Short exercise: Identify all lines in the listing that include the word "收费合理性", and copy them out.

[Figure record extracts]
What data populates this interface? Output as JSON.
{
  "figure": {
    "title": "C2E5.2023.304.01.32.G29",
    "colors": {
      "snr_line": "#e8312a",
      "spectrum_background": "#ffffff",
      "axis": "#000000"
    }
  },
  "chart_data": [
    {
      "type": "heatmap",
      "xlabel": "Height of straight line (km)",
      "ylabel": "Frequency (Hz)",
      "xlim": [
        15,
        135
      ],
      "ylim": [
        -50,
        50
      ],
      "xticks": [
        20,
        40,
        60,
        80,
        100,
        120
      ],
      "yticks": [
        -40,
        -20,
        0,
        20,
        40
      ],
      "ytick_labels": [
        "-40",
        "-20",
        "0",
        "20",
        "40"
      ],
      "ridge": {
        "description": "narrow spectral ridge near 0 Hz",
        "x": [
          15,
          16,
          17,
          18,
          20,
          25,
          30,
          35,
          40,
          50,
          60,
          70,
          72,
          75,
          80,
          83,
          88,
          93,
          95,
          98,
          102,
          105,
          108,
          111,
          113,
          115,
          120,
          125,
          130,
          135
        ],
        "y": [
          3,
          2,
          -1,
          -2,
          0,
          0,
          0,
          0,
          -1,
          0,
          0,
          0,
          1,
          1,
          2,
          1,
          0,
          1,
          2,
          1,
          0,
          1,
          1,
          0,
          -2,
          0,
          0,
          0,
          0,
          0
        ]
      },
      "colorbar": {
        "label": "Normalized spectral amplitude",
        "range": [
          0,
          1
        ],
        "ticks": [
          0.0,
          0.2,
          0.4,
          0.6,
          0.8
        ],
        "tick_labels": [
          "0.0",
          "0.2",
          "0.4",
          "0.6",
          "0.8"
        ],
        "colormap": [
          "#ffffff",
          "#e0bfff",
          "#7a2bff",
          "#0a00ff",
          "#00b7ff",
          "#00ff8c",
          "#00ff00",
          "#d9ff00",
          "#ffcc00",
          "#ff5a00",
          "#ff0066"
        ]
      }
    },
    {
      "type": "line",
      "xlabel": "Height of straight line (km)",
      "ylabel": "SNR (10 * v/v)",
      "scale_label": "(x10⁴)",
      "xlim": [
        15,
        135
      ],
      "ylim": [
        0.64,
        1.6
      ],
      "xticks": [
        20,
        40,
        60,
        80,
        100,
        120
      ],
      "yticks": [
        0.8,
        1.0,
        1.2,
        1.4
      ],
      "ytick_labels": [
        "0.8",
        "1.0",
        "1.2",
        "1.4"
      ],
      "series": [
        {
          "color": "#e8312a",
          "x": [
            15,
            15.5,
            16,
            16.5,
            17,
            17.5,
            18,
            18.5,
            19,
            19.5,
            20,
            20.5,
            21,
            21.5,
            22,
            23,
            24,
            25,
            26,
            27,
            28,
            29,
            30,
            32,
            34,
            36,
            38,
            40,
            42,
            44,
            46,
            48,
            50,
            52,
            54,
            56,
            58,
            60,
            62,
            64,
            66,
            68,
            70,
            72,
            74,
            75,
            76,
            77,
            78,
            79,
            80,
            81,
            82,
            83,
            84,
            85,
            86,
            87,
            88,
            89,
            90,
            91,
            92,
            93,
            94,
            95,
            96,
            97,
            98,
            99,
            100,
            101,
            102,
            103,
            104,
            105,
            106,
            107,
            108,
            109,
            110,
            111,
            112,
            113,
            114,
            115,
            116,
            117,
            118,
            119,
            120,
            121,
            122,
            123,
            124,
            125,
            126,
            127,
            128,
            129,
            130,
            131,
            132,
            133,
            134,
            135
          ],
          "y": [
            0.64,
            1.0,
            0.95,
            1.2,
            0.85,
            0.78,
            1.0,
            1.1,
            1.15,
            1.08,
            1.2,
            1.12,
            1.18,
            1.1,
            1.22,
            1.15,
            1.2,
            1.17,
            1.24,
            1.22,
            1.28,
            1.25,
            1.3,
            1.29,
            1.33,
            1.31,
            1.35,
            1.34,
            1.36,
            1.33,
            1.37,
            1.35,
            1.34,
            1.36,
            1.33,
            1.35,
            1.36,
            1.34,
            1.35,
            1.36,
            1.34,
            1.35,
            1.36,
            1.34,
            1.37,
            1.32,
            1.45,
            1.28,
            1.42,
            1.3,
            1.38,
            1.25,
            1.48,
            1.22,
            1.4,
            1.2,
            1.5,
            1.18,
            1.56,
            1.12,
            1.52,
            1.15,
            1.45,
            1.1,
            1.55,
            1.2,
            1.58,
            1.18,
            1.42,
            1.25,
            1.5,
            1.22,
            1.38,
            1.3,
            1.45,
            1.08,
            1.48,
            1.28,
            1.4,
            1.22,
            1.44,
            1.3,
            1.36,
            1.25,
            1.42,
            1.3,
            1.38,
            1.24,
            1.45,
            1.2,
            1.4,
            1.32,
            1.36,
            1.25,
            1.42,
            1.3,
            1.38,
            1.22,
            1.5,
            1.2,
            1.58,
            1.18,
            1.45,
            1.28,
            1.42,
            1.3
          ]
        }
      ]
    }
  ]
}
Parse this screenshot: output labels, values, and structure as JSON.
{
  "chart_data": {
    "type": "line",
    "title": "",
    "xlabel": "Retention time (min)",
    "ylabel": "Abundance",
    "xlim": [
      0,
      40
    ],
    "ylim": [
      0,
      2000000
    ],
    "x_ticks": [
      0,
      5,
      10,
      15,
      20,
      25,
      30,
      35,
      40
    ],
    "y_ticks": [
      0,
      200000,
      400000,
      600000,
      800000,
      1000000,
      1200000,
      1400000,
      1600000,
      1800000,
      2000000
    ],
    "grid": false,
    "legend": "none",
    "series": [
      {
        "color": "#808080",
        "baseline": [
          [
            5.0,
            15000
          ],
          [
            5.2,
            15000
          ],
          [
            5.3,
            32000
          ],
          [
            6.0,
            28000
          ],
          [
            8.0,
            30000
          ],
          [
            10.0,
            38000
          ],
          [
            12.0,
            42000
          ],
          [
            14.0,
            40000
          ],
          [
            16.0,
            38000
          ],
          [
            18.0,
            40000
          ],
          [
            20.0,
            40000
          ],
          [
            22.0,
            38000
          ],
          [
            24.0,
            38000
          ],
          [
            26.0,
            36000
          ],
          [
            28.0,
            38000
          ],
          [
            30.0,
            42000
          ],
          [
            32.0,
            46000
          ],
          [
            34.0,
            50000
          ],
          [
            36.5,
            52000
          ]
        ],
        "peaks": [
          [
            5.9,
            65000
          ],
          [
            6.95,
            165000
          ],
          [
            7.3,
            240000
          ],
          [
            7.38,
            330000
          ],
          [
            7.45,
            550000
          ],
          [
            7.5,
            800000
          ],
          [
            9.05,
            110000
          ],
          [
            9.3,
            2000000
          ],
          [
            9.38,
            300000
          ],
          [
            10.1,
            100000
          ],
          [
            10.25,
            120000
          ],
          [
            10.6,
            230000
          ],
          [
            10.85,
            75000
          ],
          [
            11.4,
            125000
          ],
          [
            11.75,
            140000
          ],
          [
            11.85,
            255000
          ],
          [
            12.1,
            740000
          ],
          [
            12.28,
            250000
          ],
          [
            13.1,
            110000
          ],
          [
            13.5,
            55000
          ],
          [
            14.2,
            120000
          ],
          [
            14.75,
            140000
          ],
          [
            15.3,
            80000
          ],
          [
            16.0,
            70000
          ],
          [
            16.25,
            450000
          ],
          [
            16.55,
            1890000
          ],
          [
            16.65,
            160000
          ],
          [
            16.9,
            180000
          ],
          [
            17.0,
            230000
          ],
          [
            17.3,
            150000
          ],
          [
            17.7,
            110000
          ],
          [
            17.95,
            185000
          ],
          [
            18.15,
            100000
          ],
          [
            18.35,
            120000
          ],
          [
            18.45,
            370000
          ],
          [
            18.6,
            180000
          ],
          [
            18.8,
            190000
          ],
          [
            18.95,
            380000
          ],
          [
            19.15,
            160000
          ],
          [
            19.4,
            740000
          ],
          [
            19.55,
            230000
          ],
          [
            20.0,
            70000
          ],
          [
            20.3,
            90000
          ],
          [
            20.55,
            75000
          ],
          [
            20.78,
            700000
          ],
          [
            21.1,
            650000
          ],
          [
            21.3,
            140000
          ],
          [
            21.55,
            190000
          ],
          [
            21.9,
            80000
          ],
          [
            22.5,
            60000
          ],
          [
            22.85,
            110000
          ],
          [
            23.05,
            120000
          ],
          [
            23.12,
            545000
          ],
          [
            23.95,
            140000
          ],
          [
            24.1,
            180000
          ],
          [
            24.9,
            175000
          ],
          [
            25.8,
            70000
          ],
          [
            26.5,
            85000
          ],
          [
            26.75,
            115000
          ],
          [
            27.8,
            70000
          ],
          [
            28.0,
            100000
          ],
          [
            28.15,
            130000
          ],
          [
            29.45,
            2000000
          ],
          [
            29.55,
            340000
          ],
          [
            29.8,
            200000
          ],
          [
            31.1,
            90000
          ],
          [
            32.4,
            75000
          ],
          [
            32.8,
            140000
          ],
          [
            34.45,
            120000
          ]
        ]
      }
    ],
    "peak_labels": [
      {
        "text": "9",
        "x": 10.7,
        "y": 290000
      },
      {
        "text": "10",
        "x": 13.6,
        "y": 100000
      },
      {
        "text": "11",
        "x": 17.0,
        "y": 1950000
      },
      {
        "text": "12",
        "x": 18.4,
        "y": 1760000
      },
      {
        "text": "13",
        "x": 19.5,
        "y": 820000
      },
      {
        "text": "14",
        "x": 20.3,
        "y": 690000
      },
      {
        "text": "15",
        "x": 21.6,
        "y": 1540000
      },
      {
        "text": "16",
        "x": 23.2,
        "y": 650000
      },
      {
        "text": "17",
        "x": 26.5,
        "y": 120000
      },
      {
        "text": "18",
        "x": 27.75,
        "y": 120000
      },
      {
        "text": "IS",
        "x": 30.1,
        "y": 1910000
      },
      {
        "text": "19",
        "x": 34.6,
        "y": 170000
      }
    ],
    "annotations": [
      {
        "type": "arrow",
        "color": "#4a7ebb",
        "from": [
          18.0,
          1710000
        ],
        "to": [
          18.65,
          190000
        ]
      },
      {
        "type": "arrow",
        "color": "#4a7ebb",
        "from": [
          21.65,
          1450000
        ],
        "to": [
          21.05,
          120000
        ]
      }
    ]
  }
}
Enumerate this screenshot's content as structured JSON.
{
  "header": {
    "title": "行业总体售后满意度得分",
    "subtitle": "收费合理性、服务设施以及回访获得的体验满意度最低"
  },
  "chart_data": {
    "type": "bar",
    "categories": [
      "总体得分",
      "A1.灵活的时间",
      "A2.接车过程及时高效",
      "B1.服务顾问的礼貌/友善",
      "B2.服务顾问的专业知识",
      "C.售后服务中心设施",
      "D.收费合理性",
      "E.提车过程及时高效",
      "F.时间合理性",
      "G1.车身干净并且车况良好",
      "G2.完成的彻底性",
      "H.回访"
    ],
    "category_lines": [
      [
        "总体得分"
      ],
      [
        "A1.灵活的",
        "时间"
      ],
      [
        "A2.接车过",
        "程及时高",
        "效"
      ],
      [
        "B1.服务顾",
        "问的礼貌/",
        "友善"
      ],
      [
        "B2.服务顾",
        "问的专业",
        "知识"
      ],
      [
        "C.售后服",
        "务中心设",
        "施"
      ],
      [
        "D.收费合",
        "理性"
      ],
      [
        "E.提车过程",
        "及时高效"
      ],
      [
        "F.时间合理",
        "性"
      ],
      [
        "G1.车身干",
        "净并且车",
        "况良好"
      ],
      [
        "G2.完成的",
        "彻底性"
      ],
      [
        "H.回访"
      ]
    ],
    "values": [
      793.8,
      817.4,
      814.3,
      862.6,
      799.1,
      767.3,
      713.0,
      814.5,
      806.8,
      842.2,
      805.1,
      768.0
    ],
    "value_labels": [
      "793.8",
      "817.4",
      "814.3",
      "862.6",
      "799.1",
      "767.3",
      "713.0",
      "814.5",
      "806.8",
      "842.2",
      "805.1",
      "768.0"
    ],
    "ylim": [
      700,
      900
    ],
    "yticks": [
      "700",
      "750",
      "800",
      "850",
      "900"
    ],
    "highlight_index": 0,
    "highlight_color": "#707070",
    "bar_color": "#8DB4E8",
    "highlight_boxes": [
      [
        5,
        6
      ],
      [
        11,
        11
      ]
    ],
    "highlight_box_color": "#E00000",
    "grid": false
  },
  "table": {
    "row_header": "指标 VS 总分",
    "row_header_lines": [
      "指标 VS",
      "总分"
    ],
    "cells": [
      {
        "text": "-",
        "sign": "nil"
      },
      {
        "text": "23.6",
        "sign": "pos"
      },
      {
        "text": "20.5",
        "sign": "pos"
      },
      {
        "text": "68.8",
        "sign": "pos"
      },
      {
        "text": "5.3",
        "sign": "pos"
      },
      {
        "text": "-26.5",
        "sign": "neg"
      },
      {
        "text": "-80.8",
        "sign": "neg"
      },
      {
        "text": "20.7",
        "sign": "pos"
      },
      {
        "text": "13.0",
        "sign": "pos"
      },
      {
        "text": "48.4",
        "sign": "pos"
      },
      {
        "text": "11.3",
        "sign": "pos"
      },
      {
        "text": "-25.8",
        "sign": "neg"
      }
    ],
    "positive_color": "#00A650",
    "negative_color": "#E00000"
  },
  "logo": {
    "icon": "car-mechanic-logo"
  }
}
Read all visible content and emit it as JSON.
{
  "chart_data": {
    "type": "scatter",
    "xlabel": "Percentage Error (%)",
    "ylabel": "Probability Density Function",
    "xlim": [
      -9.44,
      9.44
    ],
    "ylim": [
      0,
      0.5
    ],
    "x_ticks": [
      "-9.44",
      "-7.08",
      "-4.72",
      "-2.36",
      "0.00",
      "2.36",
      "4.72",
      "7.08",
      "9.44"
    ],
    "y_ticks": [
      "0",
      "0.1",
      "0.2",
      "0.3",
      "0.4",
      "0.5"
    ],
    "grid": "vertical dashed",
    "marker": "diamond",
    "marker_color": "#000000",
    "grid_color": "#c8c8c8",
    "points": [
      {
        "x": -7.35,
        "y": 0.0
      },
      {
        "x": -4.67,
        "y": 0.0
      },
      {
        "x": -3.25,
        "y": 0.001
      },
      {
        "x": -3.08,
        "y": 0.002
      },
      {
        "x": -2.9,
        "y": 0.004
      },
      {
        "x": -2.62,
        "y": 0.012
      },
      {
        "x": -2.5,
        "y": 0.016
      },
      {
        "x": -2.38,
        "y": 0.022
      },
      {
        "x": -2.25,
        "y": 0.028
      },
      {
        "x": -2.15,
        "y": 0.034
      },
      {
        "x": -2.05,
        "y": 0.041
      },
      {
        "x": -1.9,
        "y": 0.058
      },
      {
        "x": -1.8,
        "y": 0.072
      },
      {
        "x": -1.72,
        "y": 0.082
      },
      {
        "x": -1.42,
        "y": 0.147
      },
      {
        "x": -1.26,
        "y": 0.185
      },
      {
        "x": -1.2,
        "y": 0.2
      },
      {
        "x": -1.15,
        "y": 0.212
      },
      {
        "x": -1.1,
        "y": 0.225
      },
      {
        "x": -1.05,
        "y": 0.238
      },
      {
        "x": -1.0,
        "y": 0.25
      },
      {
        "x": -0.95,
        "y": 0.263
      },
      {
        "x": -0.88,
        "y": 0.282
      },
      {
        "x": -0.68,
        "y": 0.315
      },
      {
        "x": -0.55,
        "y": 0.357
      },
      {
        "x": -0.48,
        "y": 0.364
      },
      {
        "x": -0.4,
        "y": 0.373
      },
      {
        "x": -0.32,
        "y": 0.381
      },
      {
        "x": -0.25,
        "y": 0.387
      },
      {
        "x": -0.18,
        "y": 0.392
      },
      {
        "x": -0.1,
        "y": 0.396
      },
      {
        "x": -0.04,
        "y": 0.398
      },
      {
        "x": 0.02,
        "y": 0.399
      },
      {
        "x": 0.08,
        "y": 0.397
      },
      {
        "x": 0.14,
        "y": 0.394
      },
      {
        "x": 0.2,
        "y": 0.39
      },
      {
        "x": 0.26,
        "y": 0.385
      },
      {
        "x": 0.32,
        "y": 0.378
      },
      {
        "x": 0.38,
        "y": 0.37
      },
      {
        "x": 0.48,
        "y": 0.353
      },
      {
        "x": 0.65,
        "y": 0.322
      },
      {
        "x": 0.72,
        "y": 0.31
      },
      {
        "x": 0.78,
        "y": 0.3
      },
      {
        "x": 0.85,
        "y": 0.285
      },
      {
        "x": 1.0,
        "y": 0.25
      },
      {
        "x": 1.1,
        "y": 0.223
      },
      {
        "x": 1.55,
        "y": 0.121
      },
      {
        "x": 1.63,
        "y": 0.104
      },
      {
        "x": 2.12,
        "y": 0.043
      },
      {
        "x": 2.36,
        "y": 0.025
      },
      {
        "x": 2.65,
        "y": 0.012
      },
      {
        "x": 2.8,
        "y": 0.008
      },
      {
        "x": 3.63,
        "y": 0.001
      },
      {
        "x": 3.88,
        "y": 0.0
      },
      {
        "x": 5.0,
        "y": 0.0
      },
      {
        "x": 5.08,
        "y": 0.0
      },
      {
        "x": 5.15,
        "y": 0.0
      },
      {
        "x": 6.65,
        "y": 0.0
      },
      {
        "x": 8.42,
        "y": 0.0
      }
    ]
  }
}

Problem solution:
    "subtitle": "收费合理性、服务设施以及回访获得的体验满意度最低"
      "D.收费合理性",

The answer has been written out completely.